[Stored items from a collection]
============
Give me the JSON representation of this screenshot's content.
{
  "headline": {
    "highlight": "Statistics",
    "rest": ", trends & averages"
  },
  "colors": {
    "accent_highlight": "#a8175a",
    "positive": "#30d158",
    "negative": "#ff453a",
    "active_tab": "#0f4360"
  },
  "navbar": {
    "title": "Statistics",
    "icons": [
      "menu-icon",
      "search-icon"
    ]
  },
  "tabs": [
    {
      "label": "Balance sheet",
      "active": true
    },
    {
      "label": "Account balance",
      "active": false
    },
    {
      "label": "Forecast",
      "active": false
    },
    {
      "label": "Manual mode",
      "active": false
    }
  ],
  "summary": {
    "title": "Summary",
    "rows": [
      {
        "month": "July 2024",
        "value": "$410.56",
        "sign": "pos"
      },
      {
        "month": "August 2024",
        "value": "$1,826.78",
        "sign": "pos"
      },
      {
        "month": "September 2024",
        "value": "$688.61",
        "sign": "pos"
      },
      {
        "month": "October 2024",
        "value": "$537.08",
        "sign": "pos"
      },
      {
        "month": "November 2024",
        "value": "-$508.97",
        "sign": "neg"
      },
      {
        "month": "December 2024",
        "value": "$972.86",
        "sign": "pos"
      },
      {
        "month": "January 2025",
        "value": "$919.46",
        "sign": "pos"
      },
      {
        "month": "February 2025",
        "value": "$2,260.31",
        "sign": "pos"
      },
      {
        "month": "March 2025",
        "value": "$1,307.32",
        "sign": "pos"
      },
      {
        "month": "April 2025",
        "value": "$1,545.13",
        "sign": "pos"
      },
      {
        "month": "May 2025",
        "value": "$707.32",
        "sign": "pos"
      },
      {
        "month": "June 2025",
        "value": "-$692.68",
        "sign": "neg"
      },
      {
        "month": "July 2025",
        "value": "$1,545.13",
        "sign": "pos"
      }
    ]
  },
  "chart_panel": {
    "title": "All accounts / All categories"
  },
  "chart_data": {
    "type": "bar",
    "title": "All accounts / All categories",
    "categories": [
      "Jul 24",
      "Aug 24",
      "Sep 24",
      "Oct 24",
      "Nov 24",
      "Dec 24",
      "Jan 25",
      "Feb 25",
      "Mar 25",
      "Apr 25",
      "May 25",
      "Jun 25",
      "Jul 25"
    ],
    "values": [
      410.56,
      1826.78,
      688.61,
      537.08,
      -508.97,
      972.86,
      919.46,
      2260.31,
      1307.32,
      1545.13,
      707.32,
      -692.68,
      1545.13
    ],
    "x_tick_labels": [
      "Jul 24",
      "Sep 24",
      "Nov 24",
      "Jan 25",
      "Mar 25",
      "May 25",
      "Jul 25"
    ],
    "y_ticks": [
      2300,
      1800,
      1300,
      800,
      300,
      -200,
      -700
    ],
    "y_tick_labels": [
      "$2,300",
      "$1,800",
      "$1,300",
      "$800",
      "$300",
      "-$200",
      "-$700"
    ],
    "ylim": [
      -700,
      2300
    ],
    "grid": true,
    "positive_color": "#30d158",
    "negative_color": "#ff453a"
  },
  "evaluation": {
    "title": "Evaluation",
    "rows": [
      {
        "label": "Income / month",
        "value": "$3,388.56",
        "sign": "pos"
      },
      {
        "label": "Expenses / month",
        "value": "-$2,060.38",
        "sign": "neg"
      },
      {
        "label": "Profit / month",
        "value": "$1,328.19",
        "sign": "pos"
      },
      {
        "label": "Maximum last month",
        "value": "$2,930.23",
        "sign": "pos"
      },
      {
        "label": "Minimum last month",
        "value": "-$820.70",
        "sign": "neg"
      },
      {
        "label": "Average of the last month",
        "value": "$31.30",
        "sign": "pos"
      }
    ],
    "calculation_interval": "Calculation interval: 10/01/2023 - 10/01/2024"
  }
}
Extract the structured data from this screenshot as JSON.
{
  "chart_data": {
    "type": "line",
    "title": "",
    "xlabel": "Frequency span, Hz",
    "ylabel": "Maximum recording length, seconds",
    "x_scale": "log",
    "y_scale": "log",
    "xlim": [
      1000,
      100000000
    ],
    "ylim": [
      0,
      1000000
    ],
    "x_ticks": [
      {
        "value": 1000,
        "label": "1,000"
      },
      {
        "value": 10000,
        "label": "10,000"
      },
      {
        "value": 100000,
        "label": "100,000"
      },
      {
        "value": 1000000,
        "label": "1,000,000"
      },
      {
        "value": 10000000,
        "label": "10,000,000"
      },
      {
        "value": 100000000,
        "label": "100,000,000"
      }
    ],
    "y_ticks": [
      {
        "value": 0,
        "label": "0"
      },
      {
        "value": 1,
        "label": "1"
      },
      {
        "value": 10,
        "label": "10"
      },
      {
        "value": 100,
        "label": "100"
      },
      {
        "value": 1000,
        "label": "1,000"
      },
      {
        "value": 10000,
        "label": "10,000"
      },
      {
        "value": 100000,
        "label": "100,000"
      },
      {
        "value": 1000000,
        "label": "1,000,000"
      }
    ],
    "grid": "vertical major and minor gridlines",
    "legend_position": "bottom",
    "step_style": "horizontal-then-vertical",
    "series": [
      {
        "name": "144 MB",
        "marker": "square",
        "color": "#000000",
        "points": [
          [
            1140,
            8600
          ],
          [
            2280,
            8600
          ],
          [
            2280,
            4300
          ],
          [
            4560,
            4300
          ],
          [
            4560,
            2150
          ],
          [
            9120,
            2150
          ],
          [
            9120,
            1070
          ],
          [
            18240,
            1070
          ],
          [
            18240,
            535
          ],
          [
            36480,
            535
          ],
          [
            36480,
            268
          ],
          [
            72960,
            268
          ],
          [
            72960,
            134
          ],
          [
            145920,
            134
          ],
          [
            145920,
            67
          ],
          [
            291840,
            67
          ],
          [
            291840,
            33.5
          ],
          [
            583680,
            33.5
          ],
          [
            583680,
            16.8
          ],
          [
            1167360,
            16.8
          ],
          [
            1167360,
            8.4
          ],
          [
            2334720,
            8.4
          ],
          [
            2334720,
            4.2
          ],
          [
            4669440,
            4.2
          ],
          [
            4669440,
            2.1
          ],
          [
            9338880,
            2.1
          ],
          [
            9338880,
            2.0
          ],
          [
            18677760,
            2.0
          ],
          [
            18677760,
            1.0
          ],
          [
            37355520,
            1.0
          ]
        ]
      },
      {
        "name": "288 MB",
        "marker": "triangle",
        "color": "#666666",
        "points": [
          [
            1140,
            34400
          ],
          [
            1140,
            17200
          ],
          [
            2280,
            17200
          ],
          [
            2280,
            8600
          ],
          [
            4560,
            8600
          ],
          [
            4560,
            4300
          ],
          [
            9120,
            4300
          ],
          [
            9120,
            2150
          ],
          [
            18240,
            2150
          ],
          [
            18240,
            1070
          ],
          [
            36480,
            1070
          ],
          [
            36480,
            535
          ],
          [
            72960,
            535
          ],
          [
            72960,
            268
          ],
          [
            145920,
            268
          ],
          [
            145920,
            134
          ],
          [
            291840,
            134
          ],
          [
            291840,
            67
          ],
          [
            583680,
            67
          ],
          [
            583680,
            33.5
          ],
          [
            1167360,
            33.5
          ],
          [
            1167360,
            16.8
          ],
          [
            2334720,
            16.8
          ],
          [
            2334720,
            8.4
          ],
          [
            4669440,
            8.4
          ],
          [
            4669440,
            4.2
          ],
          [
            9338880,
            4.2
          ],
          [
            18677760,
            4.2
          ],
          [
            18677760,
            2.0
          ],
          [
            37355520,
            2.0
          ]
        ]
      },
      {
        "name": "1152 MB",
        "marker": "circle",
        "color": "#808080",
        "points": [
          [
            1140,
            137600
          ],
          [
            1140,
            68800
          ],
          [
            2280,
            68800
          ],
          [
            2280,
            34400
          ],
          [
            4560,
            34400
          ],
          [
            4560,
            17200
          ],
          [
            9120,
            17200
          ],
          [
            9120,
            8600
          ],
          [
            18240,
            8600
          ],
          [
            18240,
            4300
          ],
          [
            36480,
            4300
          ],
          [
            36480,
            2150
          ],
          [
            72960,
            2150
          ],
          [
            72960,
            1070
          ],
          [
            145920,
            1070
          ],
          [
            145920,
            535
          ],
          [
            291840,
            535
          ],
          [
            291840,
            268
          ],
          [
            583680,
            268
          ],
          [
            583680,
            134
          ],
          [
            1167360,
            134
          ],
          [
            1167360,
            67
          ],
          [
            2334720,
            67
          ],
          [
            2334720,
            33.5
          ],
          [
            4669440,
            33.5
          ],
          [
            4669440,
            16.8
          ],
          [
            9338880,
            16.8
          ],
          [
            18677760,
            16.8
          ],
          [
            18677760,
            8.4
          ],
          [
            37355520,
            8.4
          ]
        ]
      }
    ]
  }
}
============
Job -> Locate the word "vertical" in the data above. Copy every line carrying it.

Result for this task ->
    "grid": "vertical major and minor gridlines",
    "step_style": "horizontal-then-vertical",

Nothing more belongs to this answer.